> DIRECTION
Each entry must be reproduced precisely as it stands.

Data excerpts
———

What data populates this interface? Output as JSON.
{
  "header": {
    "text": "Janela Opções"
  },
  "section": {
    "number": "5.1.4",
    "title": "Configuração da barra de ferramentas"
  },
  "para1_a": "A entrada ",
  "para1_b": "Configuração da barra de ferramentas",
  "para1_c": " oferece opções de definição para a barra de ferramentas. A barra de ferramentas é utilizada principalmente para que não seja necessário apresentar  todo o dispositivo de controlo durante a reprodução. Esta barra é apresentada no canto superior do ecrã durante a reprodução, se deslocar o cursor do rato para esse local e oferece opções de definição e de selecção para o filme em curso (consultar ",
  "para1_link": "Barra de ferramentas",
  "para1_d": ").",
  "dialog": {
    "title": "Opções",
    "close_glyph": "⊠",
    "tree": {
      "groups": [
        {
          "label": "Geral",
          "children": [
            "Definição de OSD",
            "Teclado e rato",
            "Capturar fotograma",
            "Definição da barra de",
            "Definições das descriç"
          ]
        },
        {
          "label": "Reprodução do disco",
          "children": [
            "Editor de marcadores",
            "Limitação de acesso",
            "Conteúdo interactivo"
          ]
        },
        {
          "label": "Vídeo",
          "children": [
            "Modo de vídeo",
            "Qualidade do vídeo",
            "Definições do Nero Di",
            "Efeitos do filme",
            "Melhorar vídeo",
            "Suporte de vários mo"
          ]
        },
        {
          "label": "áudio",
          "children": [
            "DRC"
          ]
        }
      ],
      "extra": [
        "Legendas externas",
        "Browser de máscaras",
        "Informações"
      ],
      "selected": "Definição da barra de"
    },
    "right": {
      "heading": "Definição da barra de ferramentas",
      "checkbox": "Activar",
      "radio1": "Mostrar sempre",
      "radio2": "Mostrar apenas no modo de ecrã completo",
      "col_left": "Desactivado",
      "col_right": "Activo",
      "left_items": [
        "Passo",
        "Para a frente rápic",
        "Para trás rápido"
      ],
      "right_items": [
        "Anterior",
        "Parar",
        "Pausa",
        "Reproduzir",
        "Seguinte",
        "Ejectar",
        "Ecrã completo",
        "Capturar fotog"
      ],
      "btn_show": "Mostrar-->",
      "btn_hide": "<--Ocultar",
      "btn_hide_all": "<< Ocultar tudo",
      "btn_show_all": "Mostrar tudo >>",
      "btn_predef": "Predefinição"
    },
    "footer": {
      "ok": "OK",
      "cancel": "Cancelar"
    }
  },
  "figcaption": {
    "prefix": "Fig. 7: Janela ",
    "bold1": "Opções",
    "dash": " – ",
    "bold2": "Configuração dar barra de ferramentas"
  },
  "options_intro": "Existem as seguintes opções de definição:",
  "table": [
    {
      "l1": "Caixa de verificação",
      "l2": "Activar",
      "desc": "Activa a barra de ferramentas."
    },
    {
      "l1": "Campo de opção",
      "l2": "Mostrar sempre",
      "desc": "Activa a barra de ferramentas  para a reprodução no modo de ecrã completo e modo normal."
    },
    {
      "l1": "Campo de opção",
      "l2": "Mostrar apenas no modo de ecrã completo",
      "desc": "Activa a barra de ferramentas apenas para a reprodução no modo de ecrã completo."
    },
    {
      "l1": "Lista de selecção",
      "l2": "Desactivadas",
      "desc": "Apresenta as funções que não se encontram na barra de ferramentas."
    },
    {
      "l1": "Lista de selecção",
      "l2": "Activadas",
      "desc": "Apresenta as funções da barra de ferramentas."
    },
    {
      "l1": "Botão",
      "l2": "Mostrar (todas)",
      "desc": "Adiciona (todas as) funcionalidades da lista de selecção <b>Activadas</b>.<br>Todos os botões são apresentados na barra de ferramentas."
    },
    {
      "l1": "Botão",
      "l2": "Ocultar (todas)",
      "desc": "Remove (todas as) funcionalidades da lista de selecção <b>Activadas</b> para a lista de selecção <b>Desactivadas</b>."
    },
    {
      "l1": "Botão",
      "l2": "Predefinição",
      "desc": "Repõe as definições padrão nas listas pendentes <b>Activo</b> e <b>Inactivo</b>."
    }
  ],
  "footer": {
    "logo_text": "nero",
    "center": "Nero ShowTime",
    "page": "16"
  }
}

———

> EXPECTED OUTPUT
What data populates this interface? Output as JSON.
{
  "header": {
    "text": "Janela Opções"
  },
  "section": {
    "number": "5.1.4",
    "title": "Configuração da barra de ferramentas"
  },
  "para1_a": "A entrada ",
  "para1_b": "Configuração da barra de ferramentas",
  "para1_c": " oferece opções de definição para a barra de ferramentas. A barra de ferramentas é utilizada principalmente para que não seja necessário apresentar  todo o dispositivo de controlo durante a reprodução. Esta barra é apresentada no canto superior do ecrã durante a reprodução, se deslocar o cursor do rato para esse local e oferece opções de definição e de selecção para o filme em curso (consultar ",
  "para1_link": "Barra de ferramentas",
  "para1_d": ").",
  "dialog": {
    "title": "Opções",
    "close_glyph": "⊠",
    "tree": {
      "groups": [
        {
          "label": "Geral",
          "children": [
            "Definição de OSD",
            "Teclado e rato",
            "Capturar fotograma",
            "Definição da barra de",
            "Definições das descriç"
          ]
        },
        {
          "label": "Reprodução do disco",
          "children": [
            "Editor de marcadores",
            "Limitação de acesso",
            "Conteúdo interactivo"
          ]
        },
        {
          "label": "Vídeo",
          "children": [
            "Modo de vídeo",
            "Qualidade do vídeo",
            "Definições do Nero Di",
            "Efeitos do filme",
            "Melhorar vídeo",
            "Suporte de vários mo"
          ]
        },
        {
          "label": "áudio",
          "children": [
            "DRC"
          ]
        }
      ],
      "extra": [
        "Legendas externas",
        "Browser de máscaras",
        "Informações"
      ],
      "selected": "Definição da barra de"
    },
    "right": {
      "heading": "Definição da barra de ferramentas",
      "checkbox": "Activar",
      "radio1": "Mostrar sempre",
      "radio2": "Mostrar apenas no modo de ecrã completo",
      "col_left": "Desactivado",
      "col_right": "Activo",
      "left_items": [
        "Passo",
        "Para a frente rápic",
        "Para trás rápido"
      ],
      "right_items": [
        "Anterior",
        "Parar",
        "Pausa",
        "Reproduzir",
        "Seguinte",
        "Ejectar",
        "Ecrã completo",
        "Capturar fotog"
      ],
      "btn_show": "Mostrar-->",
      "btn_hide": "<--Ocultar",
      "btn_hide_all": "<< Ocultar tudo",
      "btn_show_all": "Mostrar tudo >>",
      "btn_predef": "Predefinição"
    },
    "footer": {
      "ok": "OK",
      "cancel": "Cancelar"
    }
  },
  "figcaption": {
    "prefix": "Fig. 7: Janela ",
    "bold1": "Opções",
    "dash": " – ",
    "bold2": "Configuração dar barra de ferramentas"
  },
  "options_intro": "Existem as seguintes opções de definição:",
  "table": [
    {
      "l1": "Caixa de verificação",
      "l2": "Activar",
      "desc": "Activa a barra de ferramentas."
    },
    {
      "l1": "Campo de opção",
      "l2": "Mostrar sempre",
      "desc": "Activa a barra de ferramentas  para a reprodução no modo de ecrã completo e modo normal."
    },
    {
      "l1": "Campo de opção",
      "l2": "Mostrar apenas no modo de ecrã completo",
      "desc": "Activa a barra de ferramentas apenas para a reprodução no modo de ecrã completo."
    },
    {
      "l1": "Lista de selecção",
      "l2": "Desactivadas",
      "desc": "Apresenta as funções que não se encontram na barra de ferramentas."
    },
    {
      "l1": "Lista de selecção",
      "l2": "Activadas",
      "desc": "Apresenta as funções da barra de ferramentas."
    },
    {
      "l1": "Botão",
      "l2": "Mostrar (todas)",
      "desc": "Adiciona (todas as) funcionalidades da lista de selecção <b>Activadas</b>.<br>Todos os botões são apresentados na barra de ferramentas."
    },
    {
      "l1": "Botão",
      "l2": "Ocultar (todas)",
      "desc": "Remove (todas as) funcionalidades da lista de selecção <b>Activadas</b> para a lista de selecção <b>Desactivadas</b>."
    },
    {
      "l1": "Botão",
      "l2": "Predefinição",
      "desc": "Repõe as definições padrão nas listas pendentes <b>Activo</b> e <b>Inactivo</b>."
    }
  ],
  "footer": {
    "logo_text": "nero",
    "center": "Nero ShowTime",
    "page": "16"
  }
}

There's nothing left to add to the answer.